>>>

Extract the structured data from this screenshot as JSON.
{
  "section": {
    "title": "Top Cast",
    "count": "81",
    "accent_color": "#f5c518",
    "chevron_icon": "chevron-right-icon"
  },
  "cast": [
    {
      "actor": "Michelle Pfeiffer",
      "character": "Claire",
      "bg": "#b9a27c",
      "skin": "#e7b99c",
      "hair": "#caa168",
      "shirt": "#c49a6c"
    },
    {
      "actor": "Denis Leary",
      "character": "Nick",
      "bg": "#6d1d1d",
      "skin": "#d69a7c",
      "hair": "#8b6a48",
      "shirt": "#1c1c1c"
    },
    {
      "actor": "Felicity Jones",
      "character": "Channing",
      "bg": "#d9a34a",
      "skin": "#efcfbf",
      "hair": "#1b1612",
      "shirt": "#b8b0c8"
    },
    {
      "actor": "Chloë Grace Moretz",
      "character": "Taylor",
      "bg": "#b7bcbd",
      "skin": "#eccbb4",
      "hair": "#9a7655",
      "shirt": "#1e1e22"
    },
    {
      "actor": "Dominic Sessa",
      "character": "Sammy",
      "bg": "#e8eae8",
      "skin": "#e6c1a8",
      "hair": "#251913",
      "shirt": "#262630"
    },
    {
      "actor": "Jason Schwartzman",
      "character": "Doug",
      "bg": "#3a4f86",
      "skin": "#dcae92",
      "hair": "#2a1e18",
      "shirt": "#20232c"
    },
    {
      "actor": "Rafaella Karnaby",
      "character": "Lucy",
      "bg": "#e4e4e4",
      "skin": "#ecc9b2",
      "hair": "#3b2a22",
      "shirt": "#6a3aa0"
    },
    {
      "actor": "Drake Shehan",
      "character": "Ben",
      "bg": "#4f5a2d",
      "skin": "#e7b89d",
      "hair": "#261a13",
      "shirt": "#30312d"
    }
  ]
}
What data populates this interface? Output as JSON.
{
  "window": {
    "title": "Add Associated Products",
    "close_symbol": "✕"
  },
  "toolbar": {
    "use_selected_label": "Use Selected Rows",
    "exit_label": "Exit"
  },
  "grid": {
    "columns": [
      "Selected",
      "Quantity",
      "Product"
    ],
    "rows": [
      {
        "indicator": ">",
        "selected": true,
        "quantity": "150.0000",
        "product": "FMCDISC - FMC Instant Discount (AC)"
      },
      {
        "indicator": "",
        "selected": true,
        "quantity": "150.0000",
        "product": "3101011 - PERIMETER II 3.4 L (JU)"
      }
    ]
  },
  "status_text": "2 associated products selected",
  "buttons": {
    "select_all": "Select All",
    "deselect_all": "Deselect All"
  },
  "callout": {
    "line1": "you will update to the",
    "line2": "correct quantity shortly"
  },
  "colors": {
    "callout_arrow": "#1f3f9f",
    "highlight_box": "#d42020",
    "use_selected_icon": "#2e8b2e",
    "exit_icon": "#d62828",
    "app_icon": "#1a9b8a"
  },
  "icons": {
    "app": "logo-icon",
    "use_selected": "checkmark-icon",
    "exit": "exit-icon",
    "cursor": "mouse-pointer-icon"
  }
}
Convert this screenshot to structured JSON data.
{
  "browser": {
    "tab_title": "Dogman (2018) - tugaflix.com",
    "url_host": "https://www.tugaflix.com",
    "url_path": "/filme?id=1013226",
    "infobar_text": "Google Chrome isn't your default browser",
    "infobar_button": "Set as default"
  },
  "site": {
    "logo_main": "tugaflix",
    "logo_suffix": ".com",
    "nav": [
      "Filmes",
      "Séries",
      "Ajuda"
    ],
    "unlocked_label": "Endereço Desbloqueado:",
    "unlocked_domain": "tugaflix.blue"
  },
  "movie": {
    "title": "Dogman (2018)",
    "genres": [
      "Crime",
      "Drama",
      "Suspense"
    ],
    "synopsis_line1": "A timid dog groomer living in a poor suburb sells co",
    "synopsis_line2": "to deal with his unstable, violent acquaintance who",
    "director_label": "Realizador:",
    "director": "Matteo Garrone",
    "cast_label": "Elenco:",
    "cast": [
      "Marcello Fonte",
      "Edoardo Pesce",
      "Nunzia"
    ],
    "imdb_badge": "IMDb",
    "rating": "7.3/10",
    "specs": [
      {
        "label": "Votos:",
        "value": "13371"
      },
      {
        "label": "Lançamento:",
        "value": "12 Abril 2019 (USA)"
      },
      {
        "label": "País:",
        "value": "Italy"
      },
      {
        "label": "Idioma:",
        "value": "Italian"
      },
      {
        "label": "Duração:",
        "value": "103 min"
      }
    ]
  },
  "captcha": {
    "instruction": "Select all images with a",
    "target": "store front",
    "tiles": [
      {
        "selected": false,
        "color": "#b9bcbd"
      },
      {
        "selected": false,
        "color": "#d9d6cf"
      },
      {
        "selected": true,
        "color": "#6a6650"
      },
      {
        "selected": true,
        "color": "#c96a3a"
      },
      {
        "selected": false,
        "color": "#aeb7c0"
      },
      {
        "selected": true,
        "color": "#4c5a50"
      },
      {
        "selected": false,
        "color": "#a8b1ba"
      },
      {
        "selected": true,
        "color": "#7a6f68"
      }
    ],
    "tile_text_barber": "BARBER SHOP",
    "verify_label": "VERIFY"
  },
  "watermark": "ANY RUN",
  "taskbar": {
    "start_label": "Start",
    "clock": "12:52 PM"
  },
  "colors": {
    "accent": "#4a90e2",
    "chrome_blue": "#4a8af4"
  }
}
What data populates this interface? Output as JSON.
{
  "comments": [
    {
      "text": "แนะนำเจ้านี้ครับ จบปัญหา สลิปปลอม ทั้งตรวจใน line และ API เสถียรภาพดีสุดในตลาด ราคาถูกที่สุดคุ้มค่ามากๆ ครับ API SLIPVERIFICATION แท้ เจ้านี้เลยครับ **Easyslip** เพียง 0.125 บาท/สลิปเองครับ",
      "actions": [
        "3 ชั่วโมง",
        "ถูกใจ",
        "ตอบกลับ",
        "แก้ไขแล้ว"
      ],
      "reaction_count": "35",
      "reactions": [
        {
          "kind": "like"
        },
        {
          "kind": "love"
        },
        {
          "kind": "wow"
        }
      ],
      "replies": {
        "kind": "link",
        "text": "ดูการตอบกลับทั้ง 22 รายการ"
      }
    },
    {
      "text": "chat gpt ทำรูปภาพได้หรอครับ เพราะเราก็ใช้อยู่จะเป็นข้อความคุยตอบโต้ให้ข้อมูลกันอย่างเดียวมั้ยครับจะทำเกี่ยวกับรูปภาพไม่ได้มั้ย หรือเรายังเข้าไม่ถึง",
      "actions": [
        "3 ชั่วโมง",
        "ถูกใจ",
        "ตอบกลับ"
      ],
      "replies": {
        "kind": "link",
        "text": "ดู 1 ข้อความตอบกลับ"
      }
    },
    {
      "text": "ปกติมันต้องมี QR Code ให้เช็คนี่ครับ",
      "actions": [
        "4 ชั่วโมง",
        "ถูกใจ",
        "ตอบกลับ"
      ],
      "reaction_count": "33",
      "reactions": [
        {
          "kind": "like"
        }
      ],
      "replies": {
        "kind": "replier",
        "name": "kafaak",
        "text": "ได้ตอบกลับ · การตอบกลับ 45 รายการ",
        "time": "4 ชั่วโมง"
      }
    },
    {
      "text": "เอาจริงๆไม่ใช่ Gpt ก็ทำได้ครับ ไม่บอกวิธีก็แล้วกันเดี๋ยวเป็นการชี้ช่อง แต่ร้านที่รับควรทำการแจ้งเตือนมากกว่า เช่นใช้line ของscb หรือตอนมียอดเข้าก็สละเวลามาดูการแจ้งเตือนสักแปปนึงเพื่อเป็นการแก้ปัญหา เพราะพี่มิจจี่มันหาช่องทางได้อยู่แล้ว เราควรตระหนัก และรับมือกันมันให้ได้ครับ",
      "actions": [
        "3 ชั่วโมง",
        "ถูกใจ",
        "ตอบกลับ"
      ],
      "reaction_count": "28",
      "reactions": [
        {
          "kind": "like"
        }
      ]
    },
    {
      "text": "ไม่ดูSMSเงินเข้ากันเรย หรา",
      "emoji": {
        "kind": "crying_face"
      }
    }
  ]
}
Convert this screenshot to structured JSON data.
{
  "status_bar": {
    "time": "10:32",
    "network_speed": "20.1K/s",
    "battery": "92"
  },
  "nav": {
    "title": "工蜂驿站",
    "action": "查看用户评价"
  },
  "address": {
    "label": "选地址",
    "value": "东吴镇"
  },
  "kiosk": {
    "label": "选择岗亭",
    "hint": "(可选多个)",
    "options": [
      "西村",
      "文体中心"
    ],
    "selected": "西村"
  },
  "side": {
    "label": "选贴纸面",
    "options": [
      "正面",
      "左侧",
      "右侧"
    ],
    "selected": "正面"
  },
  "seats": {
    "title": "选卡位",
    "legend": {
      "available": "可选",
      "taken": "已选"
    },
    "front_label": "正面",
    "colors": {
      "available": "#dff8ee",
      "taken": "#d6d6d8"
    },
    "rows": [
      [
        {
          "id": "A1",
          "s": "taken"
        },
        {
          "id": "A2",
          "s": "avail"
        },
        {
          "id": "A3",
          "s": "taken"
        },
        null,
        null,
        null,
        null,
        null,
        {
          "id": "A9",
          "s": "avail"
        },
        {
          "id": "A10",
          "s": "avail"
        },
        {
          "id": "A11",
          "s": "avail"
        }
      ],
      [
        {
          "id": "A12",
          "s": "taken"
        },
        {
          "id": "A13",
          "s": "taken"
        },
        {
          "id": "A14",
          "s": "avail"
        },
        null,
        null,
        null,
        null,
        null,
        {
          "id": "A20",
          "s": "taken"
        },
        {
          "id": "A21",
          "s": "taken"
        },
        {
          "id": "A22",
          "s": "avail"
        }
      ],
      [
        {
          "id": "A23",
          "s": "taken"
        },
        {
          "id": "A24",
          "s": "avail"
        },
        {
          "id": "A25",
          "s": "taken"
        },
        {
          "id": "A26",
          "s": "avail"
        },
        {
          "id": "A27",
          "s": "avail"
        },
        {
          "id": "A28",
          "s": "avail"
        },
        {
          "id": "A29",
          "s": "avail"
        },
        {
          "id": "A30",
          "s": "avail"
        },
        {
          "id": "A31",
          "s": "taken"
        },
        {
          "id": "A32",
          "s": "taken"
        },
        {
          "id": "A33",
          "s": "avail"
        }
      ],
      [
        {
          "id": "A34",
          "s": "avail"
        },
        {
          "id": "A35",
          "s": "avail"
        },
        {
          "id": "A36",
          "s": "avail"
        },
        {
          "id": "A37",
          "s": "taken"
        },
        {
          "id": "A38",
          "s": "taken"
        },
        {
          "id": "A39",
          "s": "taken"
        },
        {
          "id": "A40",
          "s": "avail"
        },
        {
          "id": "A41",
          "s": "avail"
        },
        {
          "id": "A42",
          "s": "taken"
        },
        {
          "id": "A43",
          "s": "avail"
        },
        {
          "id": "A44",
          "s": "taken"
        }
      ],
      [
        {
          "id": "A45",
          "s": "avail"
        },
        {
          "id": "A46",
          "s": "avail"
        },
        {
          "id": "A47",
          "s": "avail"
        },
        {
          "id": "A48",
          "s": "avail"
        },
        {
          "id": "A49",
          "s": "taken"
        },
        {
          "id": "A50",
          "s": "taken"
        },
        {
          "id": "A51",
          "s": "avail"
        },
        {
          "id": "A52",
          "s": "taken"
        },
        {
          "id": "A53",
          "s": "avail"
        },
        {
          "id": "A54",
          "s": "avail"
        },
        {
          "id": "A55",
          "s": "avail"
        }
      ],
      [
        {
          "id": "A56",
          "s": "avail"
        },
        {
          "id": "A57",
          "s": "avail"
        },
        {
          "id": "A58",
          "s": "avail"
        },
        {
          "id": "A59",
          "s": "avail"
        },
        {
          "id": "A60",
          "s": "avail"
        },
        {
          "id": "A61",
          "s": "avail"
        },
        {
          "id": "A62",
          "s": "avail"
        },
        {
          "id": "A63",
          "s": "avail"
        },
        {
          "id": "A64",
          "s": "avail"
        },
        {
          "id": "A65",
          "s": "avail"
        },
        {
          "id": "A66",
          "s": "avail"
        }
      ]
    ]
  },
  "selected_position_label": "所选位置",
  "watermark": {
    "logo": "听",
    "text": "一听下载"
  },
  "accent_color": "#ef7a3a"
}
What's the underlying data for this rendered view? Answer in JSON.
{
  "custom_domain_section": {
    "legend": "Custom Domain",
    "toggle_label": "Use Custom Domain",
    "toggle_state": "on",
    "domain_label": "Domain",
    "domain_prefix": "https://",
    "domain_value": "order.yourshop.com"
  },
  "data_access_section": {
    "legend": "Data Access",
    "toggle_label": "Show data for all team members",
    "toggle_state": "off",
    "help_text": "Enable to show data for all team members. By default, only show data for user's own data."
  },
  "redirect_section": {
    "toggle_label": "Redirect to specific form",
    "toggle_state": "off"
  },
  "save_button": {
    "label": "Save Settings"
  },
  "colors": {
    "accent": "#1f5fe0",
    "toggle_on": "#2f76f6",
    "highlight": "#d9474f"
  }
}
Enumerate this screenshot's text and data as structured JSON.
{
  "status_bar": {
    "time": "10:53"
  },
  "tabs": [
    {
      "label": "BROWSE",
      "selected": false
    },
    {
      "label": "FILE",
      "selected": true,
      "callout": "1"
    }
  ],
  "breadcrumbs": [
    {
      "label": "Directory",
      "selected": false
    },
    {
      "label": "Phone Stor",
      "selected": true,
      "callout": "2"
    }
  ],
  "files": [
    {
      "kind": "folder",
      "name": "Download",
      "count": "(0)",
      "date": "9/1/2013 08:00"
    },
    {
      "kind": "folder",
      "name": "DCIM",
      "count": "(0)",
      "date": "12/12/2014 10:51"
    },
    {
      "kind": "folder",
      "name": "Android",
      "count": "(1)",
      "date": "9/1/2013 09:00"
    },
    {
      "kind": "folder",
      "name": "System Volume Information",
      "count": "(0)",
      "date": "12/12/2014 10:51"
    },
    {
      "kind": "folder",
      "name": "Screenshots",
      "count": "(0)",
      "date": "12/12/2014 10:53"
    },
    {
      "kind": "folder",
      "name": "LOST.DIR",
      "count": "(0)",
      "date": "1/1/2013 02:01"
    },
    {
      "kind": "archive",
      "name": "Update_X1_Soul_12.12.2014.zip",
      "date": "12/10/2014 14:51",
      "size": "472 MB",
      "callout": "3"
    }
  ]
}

<<<

Direction -> The lines above form a set of records; determine how many of them contain the string "structured" and give that number alone.

Expected answer -> 4